• _CHALLENGE_: Omit every picture and output the rest of the records exactly as they are.

• _DATASET EXCERPTS_:
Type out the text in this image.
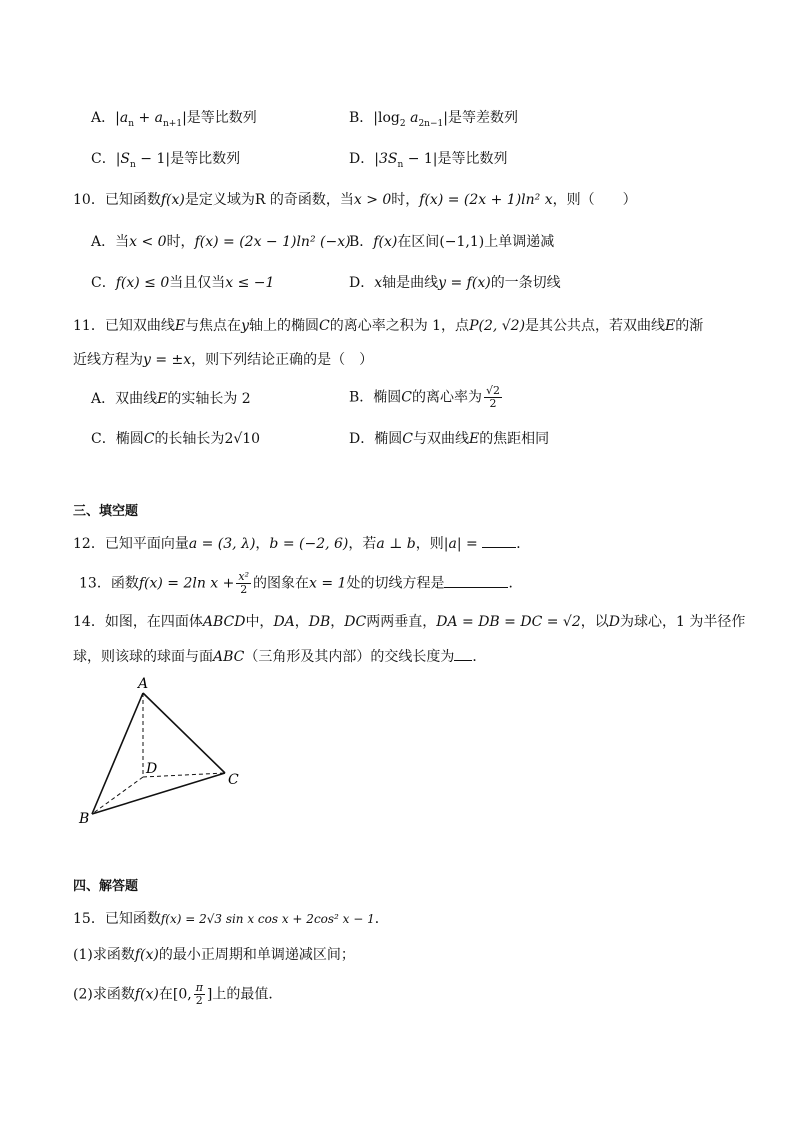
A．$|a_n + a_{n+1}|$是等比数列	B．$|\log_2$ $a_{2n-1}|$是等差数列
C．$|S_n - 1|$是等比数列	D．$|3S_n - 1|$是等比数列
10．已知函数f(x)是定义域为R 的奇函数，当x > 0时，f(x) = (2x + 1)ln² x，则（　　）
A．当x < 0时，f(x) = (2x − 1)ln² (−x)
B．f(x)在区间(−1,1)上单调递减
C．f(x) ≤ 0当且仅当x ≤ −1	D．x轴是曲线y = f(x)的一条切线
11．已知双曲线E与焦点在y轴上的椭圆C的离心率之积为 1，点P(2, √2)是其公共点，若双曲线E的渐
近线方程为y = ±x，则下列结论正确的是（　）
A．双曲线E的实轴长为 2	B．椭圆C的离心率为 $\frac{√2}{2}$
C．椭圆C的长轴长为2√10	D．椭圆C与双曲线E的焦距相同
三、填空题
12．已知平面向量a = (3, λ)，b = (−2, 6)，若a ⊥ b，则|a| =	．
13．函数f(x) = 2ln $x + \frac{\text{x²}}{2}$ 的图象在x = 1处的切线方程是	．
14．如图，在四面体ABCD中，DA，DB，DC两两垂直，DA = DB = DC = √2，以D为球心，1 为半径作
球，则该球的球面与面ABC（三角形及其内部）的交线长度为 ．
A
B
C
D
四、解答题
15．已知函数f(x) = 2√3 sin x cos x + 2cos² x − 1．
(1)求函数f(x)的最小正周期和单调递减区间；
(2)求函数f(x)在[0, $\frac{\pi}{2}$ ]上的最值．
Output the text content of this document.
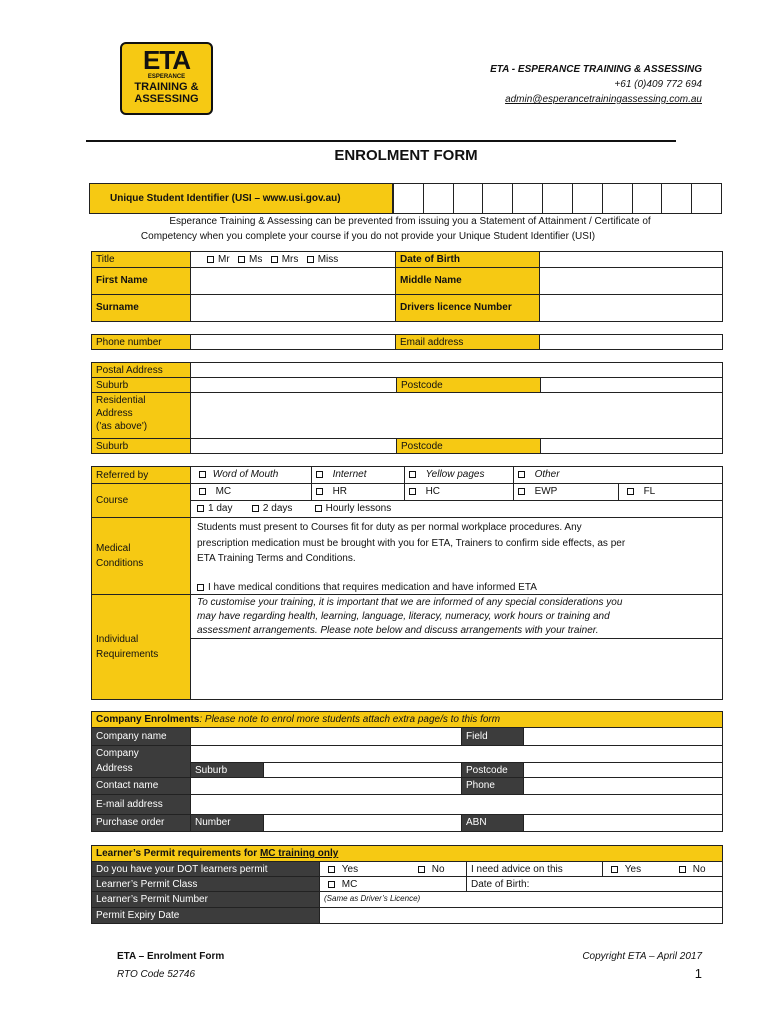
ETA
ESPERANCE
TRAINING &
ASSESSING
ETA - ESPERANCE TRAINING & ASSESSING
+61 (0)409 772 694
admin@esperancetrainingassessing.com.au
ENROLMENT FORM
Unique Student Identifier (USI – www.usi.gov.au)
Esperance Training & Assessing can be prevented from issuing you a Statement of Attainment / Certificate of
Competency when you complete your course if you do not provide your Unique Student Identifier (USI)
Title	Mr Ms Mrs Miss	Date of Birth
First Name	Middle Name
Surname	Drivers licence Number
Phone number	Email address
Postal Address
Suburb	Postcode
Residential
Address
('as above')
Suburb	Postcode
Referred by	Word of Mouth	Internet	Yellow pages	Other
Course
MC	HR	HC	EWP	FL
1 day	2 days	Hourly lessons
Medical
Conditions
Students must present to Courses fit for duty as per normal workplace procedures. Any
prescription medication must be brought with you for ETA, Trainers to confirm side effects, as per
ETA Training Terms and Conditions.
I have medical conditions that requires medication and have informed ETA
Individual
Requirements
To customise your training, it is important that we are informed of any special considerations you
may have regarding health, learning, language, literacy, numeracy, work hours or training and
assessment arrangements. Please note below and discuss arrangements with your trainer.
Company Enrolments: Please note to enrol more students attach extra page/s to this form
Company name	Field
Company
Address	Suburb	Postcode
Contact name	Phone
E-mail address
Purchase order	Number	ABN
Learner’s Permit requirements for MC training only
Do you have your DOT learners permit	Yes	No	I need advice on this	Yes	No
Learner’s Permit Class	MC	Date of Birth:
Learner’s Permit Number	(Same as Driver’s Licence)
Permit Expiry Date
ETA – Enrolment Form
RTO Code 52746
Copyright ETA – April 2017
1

• _TASK SOLUTION_:
Type out the text in this image.
A．$|a_n + a_{n+1}|$是等比数列	B．$|\log_2$ $a_{2n-1}|$是等差数列
C．$|S_n - 1|$是等比数列	D．$|3S_n - 1|$是等比数列
10．已知函数f(x)是定义域为R 的奇函数，当x > 0时，f(x) = (2x + 1)ln² x，则（　　）
A．当x < 0时，f(x) = (2x − 1)ln² (−x)
B．f(x)在区间(−1,1)上单调递减
C．f(x) ≤ 0当且仅当x ≤ −1	D．x轴是曲线y = f(x)的一条切线
11．已知双曲线E与焦点在y轴上的椭圆C的离心率之积为 1，点P(2, √2)是其公共点，若双曲线E的渐
近线方程为y = ±x，则下列结论正确的是（　）
A．双曲线E的实轴长为 2	B．椭圆C的离心率为 $\frac{√2}{2}$
C．椭圆C的长轴长为2√10	D．椭圆C与双曲线E的焦距相同
三、填空题
12．已知平面向量a = (3, λ)，b = (−2, 6)，若a ⊥ b，则|a| =	．
13．函数f(x) = 2ln $x + \frac{\text{x²}}{2}$ 的图象在x = 1处的切线方程是	．
14．如图，在四面体ABCD中，DA，DB，DC两两垂直，DA = DB = DC = √2，以D为球心，1 为半径作
球，则该球的球面与面ABC（三角形及其内部）的交线长度为 ．
A
B
C
D
四、解答题
15．已知函数f(x) = 2√3 sin x cos x + 2cos² x − 1．
(1)求函数f(x)的最小正周期和单调递减区间；
(2)求函数f(x)在[0, $\frac{\pi}{2}$ ]上的最值．
Output the text content of this document.
ETA
ESPERANCE
TRAINING &
ASSESSING
ETA - ESPERANCE TRAINING & ASSESSING
+61 (0)409 772 694
admin@esperancetrainingassessing.com.au
ENROLMENT FORM
Unique Student Identifier (USI – www.usi.gov.au)
Esperance Training & Assessing can be prevented from issuing you a Statement of Attainment / Certificate of
Competency when you complete your course if you do not provide your Unique Student Identifier (USI)
Title	Mr Ms Mrs Miss	Date of Birth
First Name	Middle Name
Surname	Drivers licence Number
Phone number	Email address
Postal Address
Suburb	Postcode
Residential
Address
('as above')
Suburb	Postcode
Referred by	Word of Mouth	Internet	Yellow pages	Other
Course
MC	HR	HC	EWP	FL
1 day	2 days	Hourly lessons
Medical
Conditions
Students must present to Courses fit for duty as per normal workplace procedures. Any
prescription medication must be brought with you for ETA, Trainers to confirm side effects, as per
ETA Training Terms and Conditions.
I have medical conditions that requires medication and have informed ETA
Individual
Requirements
To customise your training, it is important that we are informed of any special considerations you
may have regarding health, learning, language, literacy, numeracy, work hours or training and
assessment arrangements. Please note below and discuss arrangements with your trainer.
Company Enrolments: Please note to enrol more students attach extra page/s to this form
Company name	Field
Company
Address	Suburb	Postcode
Contact name	Phone
E-mail address
Purchase order	Number	ABN
Learner’s Permit requirements for MC training only
Do you have your DOT learners permit	Yes	No	I need advice on this	Yes	No
Learner’s Permit Class	MC	Date of Birth:
Learner’s Permit Number	(Same as Driver’s Licence)
Permit Expiry Date
ETA – Enrolment Form
RTO Code 52746
Copyright ETA – April 2017
1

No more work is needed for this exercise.